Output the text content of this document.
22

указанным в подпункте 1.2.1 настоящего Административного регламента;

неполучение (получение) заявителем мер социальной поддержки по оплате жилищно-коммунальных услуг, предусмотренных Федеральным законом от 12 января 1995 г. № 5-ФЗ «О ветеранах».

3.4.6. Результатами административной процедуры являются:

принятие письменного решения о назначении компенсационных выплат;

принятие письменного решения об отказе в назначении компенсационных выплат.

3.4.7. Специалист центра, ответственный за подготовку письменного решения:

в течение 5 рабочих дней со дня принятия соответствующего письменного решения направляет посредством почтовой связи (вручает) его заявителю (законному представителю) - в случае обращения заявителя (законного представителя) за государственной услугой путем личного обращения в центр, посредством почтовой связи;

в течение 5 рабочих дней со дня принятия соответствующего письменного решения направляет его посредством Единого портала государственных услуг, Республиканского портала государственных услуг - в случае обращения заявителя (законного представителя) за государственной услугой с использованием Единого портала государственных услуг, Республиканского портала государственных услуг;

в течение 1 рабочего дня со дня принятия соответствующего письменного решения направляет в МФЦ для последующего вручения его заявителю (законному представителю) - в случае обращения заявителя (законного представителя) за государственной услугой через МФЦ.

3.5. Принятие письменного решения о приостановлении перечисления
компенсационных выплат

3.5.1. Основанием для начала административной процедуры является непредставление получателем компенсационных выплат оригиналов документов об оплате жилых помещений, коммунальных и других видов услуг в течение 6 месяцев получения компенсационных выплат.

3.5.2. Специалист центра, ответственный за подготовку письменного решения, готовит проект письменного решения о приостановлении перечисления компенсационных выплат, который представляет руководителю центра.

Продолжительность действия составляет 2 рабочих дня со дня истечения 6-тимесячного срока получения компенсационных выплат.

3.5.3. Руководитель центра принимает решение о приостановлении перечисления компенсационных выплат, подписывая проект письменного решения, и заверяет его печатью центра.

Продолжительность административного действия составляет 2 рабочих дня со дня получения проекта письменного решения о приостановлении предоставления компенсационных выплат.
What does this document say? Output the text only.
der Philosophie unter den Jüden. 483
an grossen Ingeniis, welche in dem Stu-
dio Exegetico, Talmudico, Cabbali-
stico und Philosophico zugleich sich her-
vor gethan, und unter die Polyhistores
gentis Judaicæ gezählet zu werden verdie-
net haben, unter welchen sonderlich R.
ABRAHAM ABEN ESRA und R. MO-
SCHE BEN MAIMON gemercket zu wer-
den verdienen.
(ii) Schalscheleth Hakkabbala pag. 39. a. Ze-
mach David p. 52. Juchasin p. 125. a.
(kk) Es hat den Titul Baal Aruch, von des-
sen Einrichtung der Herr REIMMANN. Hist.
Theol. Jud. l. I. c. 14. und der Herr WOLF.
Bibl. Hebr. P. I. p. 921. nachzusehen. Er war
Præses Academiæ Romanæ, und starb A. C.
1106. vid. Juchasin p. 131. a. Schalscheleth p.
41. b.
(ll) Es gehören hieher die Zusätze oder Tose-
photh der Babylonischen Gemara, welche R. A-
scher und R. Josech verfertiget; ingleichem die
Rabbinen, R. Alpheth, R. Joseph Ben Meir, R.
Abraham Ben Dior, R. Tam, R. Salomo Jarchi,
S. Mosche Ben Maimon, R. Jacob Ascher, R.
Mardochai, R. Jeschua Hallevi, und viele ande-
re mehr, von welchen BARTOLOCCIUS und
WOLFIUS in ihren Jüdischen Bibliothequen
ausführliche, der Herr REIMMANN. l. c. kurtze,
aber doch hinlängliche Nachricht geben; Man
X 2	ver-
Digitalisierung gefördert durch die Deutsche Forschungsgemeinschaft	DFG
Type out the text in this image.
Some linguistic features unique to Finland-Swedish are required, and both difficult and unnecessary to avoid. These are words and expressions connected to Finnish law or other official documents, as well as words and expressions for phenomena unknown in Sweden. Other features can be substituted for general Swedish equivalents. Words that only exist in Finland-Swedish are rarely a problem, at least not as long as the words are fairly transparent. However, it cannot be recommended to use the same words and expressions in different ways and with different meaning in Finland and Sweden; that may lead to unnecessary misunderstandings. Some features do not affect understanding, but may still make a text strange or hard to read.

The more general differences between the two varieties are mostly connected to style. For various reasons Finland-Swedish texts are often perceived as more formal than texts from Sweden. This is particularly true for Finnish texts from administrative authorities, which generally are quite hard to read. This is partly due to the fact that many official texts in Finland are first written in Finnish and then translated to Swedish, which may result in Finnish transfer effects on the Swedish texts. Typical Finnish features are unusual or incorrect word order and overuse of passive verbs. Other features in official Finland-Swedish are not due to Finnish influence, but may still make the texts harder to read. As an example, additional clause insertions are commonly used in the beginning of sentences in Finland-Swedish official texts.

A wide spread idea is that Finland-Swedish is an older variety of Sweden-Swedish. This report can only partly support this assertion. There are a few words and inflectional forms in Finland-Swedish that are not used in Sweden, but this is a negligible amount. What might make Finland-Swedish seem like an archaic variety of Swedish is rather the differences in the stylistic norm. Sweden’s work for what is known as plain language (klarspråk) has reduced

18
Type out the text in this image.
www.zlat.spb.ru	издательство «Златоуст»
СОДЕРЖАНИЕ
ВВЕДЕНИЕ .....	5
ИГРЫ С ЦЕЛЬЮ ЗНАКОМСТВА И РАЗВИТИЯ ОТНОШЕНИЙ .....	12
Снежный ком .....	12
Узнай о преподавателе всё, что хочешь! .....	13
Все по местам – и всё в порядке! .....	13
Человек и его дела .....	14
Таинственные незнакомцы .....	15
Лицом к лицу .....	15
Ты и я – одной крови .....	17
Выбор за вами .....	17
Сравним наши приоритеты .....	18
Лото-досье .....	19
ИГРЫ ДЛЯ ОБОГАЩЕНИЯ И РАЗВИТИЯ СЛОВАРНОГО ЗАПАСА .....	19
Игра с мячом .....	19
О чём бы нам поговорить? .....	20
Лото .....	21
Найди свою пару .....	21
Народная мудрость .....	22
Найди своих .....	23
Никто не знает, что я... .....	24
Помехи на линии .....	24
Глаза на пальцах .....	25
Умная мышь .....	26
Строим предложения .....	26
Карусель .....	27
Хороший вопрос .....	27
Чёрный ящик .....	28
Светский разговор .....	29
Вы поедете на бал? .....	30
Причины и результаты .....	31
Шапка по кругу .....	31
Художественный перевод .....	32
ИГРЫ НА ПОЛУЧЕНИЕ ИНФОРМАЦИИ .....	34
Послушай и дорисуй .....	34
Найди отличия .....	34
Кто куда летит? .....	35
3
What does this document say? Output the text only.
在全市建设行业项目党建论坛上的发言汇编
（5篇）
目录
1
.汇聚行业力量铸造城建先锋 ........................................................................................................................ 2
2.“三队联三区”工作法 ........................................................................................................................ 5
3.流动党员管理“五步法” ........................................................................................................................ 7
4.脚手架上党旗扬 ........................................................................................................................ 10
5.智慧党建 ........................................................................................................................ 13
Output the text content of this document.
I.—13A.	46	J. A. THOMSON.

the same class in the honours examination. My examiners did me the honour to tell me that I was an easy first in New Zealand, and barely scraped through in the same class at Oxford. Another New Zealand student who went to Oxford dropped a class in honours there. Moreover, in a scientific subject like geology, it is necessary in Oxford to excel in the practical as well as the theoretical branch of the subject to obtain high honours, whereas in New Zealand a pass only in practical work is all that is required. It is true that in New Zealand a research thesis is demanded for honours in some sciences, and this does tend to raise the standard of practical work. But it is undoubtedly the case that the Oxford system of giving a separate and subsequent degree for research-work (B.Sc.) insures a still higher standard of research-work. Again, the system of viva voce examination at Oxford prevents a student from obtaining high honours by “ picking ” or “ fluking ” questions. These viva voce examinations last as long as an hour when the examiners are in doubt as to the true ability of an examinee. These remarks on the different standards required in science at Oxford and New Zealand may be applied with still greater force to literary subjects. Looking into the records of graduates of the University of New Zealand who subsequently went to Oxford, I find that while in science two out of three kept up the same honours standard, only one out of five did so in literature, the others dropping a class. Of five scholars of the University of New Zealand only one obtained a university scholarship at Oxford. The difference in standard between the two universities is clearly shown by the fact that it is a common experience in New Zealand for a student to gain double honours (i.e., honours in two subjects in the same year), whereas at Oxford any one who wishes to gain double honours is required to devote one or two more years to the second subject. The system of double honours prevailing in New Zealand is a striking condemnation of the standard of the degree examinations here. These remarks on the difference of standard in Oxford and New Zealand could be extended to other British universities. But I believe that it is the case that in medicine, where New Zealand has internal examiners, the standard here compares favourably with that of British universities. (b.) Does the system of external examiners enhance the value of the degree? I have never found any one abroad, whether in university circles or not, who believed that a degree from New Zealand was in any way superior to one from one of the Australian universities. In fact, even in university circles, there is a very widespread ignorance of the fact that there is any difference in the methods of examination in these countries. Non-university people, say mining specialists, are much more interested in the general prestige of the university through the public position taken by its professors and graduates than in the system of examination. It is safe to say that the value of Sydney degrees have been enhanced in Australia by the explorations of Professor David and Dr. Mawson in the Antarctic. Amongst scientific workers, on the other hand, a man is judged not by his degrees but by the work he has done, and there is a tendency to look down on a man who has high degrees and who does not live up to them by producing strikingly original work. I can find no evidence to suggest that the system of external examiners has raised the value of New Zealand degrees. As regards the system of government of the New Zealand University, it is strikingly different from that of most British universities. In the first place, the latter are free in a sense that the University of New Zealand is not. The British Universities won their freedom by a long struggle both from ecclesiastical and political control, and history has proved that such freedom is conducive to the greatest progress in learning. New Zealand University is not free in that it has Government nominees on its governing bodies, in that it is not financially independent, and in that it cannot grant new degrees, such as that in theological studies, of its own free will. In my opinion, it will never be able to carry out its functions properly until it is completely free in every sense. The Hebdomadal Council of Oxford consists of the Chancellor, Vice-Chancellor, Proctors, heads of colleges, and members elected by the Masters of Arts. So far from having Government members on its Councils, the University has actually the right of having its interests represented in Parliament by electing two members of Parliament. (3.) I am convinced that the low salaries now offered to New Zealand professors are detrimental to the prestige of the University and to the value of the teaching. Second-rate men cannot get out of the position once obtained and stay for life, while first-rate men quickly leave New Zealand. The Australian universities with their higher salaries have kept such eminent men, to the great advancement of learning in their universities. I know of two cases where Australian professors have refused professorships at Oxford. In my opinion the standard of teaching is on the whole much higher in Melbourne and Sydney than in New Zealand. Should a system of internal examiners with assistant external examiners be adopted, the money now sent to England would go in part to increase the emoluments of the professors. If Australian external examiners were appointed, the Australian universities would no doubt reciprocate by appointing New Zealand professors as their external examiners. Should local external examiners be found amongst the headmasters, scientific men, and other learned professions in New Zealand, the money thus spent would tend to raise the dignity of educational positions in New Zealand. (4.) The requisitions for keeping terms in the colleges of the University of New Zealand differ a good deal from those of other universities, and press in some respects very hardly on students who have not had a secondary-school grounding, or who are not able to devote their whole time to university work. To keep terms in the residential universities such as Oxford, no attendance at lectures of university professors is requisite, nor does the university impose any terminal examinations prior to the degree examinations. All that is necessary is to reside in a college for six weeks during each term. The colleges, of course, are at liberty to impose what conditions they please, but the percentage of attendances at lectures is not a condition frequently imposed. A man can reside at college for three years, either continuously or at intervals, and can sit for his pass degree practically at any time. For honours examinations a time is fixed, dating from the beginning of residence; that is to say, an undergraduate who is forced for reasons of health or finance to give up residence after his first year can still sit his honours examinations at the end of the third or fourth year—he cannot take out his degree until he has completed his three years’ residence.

DIRECTION:
Looking at the records above, say how many lines hold the string "составляет". Write nothing but the number.

CORRECT RESULT:
2